* _Exercise aim_:
The data below should be printed in full, exactly, and without any of its images.

Items listed in a dataset
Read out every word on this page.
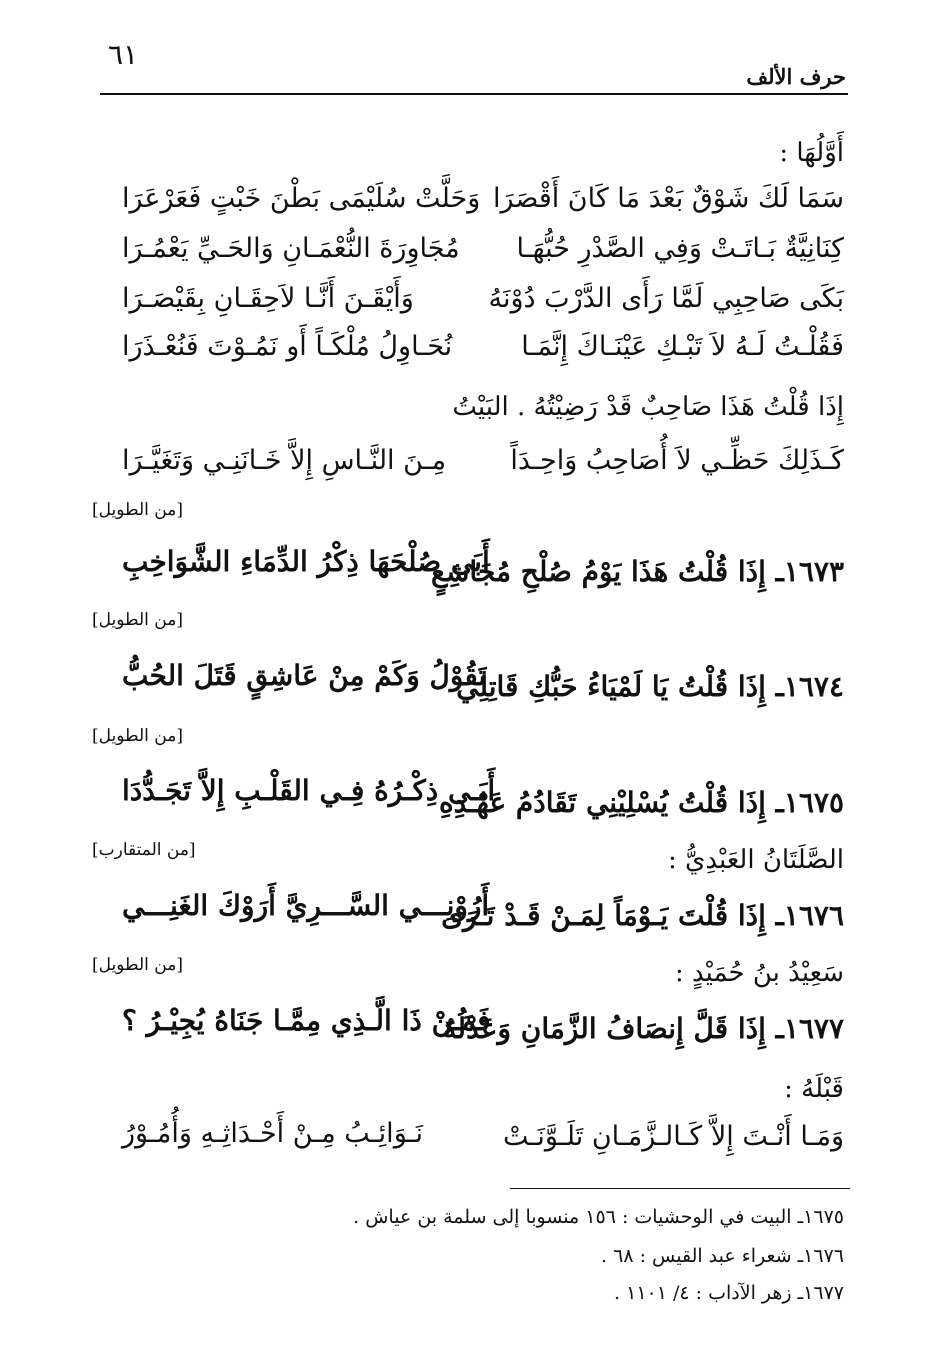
٦١
حرف الألف
أَوَّلُهَا :
سَمَا لَكَ شَوْقٌ بَعْدَ مَا كَانَ أَقْصَرَا
وَحَلَّتْ سُلَيْمَى بَطْنَ خَبْتٍ فَعَرْعَرَا
كِنَانِيَّةٌ بَـاتَـتْ وَفِي الصَّدْرِ حُبُّهَـا
مُجَاوِرَةَ النُّعْمَـانِ وَالحَـيِّ يَعْمُـرَا
بَكَى صَاحِبِي لَمَّا رَأَى الدَّرْبَ دُوْنَهُ
وَأَيْقَـنَ أَنَّـا لاَحِقَـانِ بِقَيْصَـرَا
فَقُلْـتُ لَـهُ لاَ تَبْـكِ عَيْنَـاكَ إِنَّمَـا
نُحَـاوِلُ مُلْكَـاً أَو نَمُـوْتَ فَنُعْـذَرَا
إِذَا قُلْتُ هَذَا صَاحِبٌ قَدْ رَضِيْتُهُ . البَيْتُ
كَـذَلِكَ حَظِّـي لاَ أُصَاحِبُ وَاحِـدَاً
مِـنَ النَّـاسِ إِلاَّ خَـانَنِـي وَتَغَيَّـرَا
[من الطويل]
١٦٧٣ـ إِذَا قُلْتُ هَذَا يَوْمُ صُلْحِ مُجَاشِعٍ
أَبَى صُلْحَهَا ذِكْرُ الدِّمَاءِ الشَّوَاخِبِ
[من الطويل]
١٦٧٤ـ إِذَا قُلْتُ يَا لَمْيَاءُ حَبُّكِ قَاتِلِي
تَقُوْلُ وَكَمْ مِنْ عَاشِقٍ قَتَلَ الحُبُّ
[من الطويل]
١٦٧٥ـ إِذَا قُلْتُ يُسْلِيْنِي تَقَادُمُ عَهْـدِهِ
أَبَـى ذِكْـرُهُ فِـي القَلْـبِ إِلاَّ تَجَـدُّدَا
[من المتقارب]	الصَّلَتَانُ العَبْدِيُّ :
١٦٧٦ـ إِذَا قُلْتَ يَـوْمَاً لِمَـنْ قَـدْ تَـرَى
أَرُوْنِـــي السَّـــرِيَّ أَرَوْكَ الغَنِـــي
[من الطويل]	سَعِيْدُ بنُ حُمَيْدٍ :
١٦٧٧ـ إِذَا قَلَّ إِنصَافُ الزَّمَانِ وَعَدْلُهُ
فَمَـنْ ذَا الَّـذِي مِمَّـا جَنَاهُ يُجِيْـرُ ؟
قَبْلَهُ :
وَمَـا أَنْـتَ إِلاَّ كَـالـزَّمَـانِ تَلَـوَّنَـتْ
نَـوَائِـبُ مِـنْ أَحْـدَاثِـهِ وَأُمُـوْرُ
١٦٧٥ـ البيت في الوحشيات : ١٥٦ منسوبا إلى سلمة بن عياش .
١٦٧٦ـ شعراء عبد القيس : ٦٨ .
١٦٧٧ـ زهر الآداب : ٤/ ١١٠١ .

* _Exercise output_:
Read out every word on this page.
٦١
حرف الألف
أَوَّلُهَا :
سَمَا لَكَ شَوْقٌ بَعْدَ مَا كَانَ أَقْصَرَا
وَحَلَّتْ سُلَيْمَى بَطْنَ خَبْتٍ فَعَرْعَرَا
كِنَانِيَّةٌ بَـاتَـتْ وَفِي الصَّدْرِ حُبُّهَـا
مُجَاوِرَةَ النُّعْمَـانِ وَالحَـيِّ يَعْمُـرَا
بَكَى صَاحِبِي لَمَّا رَأَى الدَّرْبَ دُوْنَهُ
وَأَيْقَـنَ أَنَّـا لاَحِقَـانِ بِقَيْصَـرَا
فَقُلْـتُ لَـهُ لاَ تَبْـكِ عَيْنَـاكَ إِنَّمَـا
نُحَـاوِلُ مُلْكَـاً أَو نَمُـوْتَ فَنُعْـذَرَا
إِذَا قُلْتُ هَذَا صَاحِبٌ قَدْ رَضِيْتُهُ . البَيْتُ
كَـذَلِكَ حَظِّـي لاَ أُصَاحِبُ وَاحِـدَاً
مِـنَ النَّـاسِ إِلاَّ خَـانَنِـي وَتَغَيَّـرَا
[من الطويل]
١٦٧٣ـ إِذَا قُلْتُ هَذَا يَوْمُ صُلْحِ مُجَاشِعٍ
أَبَى صُلْحَهَا ذِكْرُ الدِّمَاءِ الشَّوَاخِبِ
[من الطويل]
١٦٧٤ـ إِذَا قُلْتُ يَا لَمْيَاءُ حَبُّكِ قَاتِلِي
تَقُوْلُ وَكَمْ مِنْ عَاشِقٍ قَتَلَ الحُبُّ
[من الطويل]
١٦٧٥ـ إِذَا قُلْتُ يُسْلِيْنِي تَقَادُمُ عَهْـدِهِ
أَبَـى ذِكْـرُهُ فِـي القَلْـبِ إِلاَّ تَجَـدُّدَا
[من المتقارب]	الصَّلَتَانُ العَبْدِيُّ :
١٦٧٦ـ إِذَا قُلْتَ يَـوْمَاً لِمَـنْ قَـدْ تَـرَى
أَرُوْنِـــي السَّـــرِيَّ أَرَوْكَ الغَنِـــي
[من الطويل]	سَعِيْدُ بنُ حُمَيْدٍ :
١٦٧٧ـ إِذَا قَلَّ إِنصَافُ الزَّمَانِ وَعَدْلُهُ
فَمَـنْ ذَا الَّـذِي مِمَّـا جَنَاهُ يُجِيْـرُ ؟
قَبْلَهُ :
وَمَـا أَنْـتَ إِلاَّ كَـالـزَّمَـانِ تَلَـوَّنَـتْ
نَـوَائِـبُ مِـنْ أَحْـدَاثِـهِ وَأُمُـوْرُ
١٦٧٥ـ البيت في الوحشيات : ١٥٦ منسوبا إلى سلمة بن عياش .
١٦٧٦ـ شعراء عبد القيس : ٦٨ .
١٦٧٧ـ زهر الآداب : ٤/ ١١٠١ .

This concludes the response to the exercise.